===== INPUT DATA =====

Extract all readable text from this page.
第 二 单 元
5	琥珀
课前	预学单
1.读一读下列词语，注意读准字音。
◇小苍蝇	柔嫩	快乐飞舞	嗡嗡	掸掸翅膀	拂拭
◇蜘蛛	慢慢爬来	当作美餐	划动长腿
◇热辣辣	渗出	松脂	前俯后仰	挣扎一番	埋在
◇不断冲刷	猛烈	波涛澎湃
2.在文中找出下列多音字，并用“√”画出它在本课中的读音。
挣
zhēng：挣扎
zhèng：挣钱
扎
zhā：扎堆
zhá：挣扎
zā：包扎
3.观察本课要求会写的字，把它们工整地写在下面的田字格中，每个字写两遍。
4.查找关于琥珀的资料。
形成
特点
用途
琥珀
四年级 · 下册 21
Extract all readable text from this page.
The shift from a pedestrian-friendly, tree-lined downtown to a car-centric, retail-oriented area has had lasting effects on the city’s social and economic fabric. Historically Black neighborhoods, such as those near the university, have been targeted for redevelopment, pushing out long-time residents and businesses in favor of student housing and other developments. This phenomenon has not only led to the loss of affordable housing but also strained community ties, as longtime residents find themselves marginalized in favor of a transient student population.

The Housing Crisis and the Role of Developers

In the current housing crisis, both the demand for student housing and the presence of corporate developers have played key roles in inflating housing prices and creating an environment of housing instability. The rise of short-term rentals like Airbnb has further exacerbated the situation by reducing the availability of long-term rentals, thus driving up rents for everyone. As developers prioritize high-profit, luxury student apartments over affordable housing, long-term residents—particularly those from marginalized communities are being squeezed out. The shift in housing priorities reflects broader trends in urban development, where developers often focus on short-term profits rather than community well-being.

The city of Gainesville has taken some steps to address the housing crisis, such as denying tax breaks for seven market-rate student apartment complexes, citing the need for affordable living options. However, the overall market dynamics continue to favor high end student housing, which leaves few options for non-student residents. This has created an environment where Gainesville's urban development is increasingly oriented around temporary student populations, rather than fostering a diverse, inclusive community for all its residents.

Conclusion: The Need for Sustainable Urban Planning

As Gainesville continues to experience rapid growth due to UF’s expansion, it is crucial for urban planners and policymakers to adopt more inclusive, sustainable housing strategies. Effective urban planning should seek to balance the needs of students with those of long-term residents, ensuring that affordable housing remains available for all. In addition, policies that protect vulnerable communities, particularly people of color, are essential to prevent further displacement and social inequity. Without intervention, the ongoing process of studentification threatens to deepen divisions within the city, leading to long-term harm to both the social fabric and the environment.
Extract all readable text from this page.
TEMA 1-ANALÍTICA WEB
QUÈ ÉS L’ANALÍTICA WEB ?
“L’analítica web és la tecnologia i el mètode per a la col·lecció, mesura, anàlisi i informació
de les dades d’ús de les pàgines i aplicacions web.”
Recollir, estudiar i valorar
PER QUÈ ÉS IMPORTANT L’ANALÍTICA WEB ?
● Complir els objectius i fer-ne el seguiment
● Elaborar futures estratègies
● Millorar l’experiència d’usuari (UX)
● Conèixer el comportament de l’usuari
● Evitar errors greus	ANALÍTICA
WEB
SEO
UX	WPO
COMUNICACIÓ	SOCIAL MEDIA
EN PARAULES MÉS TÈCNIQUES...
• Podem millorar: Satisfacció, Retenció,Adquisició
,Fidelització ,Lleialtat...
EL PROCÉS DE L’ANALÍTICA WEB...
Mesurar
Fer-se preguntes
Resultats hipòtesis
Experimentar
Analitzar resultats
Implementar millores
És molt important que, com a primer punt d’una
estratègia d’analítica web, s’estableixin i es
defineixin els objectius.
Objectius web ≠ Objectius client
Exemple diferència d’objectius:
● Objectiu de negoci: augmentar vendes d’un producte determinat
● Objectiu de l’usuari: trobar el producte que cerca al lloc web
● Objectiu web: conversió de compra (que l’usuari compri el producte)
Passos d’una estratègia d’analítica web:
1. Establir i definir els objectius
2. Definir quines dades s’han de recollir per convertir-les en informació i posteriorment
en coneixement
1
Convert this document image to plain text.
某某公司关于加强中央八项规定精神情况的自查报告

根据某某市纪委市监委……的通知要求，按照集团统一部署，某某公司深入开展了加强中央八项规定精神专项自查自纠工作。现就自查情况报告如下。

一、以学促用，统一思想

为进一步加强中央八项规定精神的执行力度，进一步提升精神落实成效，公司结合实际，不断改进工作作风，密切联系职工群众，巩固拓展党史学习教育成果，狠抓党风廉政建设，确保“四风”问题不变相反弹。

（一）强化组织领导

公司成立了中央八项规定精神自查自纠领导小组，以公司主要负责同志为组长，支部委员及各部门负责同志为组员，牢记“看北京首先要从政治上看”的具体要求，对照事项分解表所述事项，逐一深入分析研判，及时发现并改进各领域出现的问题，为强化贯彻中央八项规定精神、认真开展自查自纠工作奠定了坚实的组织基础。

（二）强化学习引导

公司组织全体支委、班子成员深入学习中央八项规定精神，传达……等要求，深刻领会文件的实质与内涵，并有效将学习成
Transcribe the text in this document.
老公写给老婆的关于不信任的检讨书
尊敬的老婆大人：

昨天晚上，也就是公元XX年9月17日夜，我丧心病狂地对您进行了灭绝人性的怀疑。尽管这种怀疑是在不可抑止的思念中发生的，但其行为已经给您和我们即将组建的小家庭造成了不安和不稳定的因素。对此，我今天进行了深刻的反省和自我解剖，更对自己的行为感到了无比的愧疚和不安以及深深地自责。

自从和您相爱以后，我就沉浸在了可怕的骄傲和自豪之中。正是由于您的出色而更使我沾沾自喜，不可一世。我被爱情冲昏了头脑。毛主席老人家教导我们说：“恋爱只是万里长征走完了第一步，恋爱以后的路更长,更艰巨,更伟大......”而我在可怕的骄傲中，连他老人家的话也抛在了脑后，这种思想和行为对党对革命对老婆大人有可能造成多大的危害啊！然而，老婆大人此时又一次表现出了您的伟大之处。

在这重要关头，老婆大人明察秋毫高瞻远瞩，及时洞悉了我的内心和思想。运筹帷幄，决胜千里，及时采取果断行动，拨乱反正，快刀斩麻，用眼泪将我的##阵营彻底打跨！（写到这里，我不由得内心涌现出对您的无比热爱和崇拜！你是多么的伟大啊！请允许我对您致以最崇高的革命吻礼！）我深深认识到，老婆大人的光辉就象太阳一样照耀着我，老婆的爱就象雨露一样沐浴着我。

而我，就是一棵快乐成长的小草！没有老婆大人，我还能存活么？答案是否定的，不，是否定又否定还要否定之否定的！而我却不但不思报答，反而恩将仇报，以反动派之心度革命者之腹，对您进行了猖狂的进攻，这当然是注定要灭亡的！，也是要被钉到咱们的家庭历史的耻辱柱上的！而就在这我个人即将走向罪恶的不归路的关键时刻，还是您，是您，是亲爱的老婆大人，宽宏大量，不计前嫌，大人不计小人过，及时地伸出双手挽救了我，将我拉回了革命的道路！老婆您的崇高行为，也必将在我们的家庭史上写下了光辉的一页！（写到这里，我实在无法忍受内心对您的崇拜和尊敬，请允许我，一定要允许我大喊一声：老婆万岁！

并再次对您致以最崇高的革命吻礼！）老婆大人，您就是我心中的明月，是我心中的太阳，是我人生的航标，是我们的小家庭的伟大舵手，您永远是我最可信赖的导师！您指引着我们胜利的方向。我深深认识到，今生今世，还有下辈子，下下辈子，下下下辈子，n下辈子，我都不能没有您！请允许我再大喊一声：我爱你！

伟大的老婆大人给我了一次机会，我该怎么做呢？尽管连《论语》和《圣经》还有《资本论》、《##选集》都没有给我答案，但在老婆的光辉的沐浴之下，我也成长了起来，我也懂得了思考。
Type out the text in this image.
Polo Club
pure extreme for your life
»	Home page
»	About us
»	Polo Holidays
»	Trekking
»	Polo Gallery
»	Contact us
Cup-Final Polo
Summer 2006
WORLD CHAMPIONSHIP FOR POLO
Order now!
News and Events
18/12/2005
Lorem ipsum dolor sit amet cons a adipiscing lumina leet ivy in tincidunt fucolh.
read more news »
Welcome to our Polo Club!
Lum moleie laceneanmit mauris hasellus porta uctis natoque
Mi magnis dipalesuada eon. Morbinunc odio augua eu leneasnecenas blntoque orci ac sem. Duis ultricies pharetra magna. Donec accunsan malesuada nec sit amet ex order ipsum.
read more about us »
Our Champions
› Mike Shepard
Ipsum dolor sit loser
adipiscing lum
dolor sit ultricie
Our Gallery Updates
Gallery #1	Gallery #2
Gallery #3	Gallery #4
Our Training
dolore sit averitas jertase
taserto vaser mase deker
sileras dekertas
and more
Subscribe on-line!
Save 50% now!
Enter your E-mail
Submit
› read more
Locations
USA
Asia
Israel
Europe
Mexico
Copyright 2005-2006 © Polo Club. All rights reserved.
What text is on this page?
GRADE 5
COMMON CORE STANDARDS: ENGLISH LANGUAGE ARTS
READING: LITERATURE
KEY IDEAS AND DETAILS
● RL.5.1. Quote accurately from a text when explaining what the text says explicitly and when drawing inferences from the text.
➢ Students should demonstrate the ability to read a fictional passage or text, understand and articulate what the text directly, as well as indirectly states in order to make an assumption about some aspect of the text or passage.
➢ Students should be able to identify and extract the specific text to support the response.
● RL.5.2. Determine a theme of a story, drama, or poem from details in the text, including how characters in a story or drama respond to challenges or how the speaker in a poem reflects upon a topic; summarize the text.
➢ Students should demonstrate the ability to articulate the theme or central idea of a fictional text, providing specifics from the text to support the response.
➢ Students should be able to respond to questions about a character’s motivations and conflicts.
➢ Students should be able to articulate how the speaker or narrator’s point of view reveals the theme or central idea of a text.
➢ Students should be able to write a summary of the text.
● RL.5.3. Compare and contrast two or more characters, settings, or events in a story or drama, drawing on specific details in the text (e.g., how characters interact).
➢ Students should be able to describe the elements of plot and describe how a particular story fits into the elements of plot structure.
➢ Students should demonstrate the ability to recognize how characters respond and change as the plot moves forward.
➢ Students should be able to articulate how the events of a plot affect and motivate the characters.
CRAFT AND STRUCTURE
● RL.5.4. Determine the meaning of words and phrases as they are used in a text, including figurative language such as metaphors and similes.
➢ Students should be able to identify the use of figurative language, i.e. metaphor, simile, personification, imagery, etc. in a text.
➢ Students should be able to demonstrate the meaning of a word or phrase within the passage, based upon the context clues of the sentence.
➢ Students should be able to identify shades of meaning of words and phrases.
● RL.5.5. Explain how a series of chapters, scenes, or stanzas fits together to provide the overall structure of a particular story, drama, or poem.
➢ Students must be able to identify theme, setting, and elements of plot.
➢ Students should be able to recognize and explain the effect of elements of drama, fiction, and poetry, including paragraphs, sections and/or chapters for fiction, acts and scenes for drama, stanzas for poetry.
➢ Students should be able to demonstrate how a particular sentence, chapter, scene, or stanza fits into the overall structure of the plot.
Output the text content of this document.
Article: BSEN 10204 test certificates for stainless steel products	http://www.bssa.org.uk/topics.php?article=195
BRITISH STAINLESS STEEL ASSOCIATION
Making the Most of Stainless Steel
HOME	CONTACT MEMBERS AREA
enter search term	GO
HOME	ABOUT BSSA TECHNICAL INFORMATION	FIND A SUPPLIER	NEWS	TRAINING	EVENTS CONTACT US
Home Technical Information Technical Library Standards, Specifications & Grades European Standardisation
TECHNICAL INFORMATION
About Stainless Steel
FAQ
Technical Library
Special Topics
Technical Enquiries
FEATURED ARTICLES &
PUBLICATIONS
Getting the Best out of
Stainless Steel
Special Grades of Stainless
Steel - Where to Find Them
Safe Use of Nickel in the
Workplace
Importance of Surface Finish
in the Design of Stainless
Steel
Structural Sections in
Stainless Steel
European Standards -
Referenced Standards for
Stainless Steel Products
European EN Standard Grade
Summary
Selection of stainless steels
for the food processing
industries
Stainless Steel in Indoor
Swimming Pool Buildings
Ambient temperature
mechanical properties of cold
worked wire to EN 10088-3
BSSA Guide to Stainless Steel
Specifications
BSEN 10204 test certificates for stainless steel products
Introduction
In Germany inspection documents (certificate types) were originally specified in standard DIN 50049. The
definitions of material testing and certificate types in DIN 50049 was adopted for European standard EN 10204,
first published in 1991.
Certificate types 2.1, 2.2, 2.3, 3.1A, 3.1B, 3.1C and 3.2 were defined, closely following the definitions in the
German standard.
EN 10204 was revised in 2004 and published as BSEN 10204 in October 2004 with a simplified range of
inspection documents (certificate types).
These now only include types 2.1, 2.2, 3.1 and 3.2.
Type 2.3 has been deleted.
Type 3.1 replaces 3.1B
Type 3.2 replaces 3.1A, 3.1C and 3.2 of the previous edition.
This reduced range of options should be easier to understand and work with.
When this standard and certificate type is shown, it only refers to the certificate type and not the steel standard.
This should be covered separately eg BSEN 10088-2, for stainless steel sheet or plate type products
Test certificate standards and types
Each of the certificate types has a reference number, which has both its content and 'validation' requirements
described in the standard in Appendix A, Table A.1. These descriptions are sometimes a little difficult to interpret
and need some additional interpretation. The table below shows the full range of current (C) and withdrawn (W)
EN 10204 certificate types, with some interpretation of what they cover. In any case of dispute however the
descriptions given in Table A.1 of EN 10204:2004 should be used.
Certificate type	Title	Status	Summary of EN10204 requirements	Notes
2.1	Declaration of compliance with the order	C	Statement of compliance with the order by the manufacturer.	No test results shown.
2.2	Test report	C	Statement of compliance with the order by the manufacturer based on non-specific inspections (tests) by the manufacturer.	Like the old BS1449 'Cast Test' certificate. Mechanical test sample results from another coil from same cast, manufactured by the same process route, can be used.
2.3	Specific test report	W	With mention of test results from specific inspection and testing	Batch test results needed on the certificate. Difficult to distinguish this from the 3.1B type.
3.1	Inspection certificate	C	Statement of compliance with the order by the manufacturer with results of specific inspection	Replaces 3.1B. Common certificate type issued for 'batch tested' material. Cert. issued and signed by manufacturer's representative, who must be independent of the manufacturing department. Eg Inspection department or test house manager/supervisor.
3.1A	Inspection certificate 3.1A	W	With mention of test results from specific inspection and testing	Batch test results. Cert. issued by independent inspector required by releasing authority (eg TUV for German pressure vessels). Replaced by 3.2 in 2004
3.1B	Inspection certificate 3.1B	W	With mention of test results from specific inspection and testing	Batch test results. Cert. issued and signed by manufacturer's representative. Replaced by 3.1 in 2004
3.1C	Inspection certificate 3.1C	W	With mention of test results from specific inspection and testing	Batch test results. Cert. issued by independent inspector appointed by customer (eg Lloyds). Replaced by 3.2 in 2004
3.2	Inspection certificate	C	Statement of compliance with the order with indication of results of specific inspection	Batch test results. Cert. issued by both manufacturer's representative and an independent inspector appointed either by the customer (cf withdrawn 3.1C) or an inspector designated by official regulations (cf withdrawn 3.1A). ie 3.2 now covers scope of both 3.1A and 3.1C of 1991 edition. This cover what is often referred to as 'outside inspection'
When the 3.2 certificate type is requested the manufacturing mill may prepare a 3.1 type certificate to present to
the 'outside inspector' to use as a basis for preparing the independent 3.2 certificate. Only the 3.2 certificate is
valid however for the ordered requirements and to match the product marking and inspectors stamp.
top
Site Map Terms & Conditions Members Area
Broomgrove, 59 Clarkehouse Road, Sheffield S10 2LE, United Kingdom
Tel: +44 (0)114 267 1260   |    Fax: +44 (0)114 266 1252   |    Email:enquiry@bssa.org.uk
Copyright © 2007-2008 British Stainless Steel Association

=====

WHAT IS ASKED:
From the listing, copy each line containing the word "must".

EXERCISE ANSWER:
➢ Students must be able to identify theme, setting, and elements of plot.
3.1	Inspection certificate	C	Statement of compliance with the order by the manufacturer with results of specific inspection	Replaces 3.1B. Common certificate type issued for 'batch tested' material. Cert. issued and signed by manufacturer's representative, who must be independent of the manufacturing department. Eg Inspection department or test house manager/supervisor.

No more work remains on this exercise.